Task goal — Output all of the data below exactly as given.

Exercise material —
◆ ◆ ◆ ◆ ◆ ◆ ◆

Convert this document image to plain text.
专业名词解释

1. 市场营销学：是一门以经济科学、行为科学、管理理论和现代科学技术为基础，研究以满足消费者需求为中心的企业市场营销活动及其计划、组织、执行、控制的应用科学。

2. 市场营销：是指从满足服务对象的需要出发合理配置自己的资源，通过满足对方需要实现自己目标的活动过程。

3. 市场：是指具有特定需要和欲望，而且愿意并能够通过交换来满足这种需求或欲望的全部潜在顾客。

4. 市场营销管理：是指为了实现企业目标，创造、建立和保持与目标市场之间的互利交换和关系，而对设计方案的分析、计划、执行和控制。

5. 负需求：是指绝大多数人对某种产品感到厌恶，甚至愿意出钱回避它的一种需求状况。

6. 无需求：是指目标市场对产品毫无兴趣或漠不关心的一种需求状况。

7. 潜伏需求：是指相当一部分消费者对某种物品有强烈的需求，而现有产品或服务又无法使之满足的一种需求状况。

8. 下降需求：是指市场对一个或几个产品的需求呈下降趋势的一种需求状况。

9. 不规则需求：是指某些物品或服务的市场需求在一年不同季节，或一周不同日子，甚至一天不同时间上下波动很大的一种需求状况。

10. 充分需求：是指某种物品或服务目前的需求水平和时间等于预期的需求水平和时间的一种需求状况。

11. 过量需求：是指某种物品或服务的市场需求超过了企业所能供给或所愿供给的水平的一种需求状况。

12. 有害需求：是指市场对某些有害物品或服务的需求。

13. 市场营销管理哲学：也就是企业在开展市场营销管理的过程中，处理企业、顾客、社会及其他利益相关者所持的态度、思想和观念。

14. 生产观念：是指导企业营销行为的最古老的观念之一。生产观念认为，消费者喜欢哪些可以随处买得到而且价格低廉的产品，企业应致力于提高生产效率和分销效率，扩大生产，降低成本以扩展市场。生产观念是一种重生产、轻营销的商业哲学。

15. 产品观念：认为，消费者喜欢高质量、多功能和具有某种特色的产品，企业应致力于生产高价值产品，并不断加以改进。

◆ ◆ ◆ ◆ ◆ ◆ ◆

Result of the exercise —
Convert this document image to plain text.
专业名词解释

1. 市场营销学：是一门以经济科学、行为科学、管理理论和现代科学技术为基础，研究以满足消费者需求为中心的企业市场营销活动及其计划、组织、执行、控制的应用科学。

2. 市场营销：是指从满足服务对象的需要出发合理配置自己的资源，通过满足对方需要实现自己目标的活动过程。

3. 市场：是指具有特定需要和欲望，而且愿意并能够通过交换来满足这种需求或欲望的全部潜在顾客。

4. 市场营销管理：是指为了实现企业目标，创造、建立和保持与目标市场之间的互利交换和关系，而对设计方案的分析、计划、执行和控制。

5. 负需求：是指绝大多数人对某种产品感到厌恶，甚至愿意出钱回避它的一种需求状况。

6. 无需求：是指目标市场对产品毫无兴趣或漠不关心的一种需求状况。

7. 潜伏需求：是指相当一部分消费者对某种物品有强烈的需求，而现有产品或服务又无法使之满足的一种需求状况。

8. 下降需求：是指市场对一个或几个产品的需求呈下降趋势的一种需求状况。

9. 不规则需求：是指某些物品或服务的市场需求在一年不同季节，或一周不同日子，甚至一天不同时间上下波动很大的一种需求状况。

10. 充分需求：是指某种物品或服务目前的需求水平和时间等于预期的需求水平和时间的一种需求状况。

11. 过量需求：是指某种物品或服务的市场需求超过了企业所能供给或所愿供给的水平的一种需求状况。

12. 有害需求：是指市场对某些有害物品或服务的需求。

13. 市场营销管理哲学：也就是企业在开展市场营销管理的过程中，处理企业、顾客、社会及其他利益相关者所持的态度、思想和观念。

14. 生产观念：是指导企业营销行为的最古老的观念之一。生产观念认为，消费者喜欢哪些可以随处买得到而且价格低廉的产品，企业应致力于提高生产效率和分销效率，扩大生产，降低成本以扩展市场。生产观念是一种重生产、轻营销的商业哲学。

15. 产品观念：认为，消费者喜欢高质量、多功能和具有某种特色的产品，企业应致力于生产高价值产品，并不断加以改进。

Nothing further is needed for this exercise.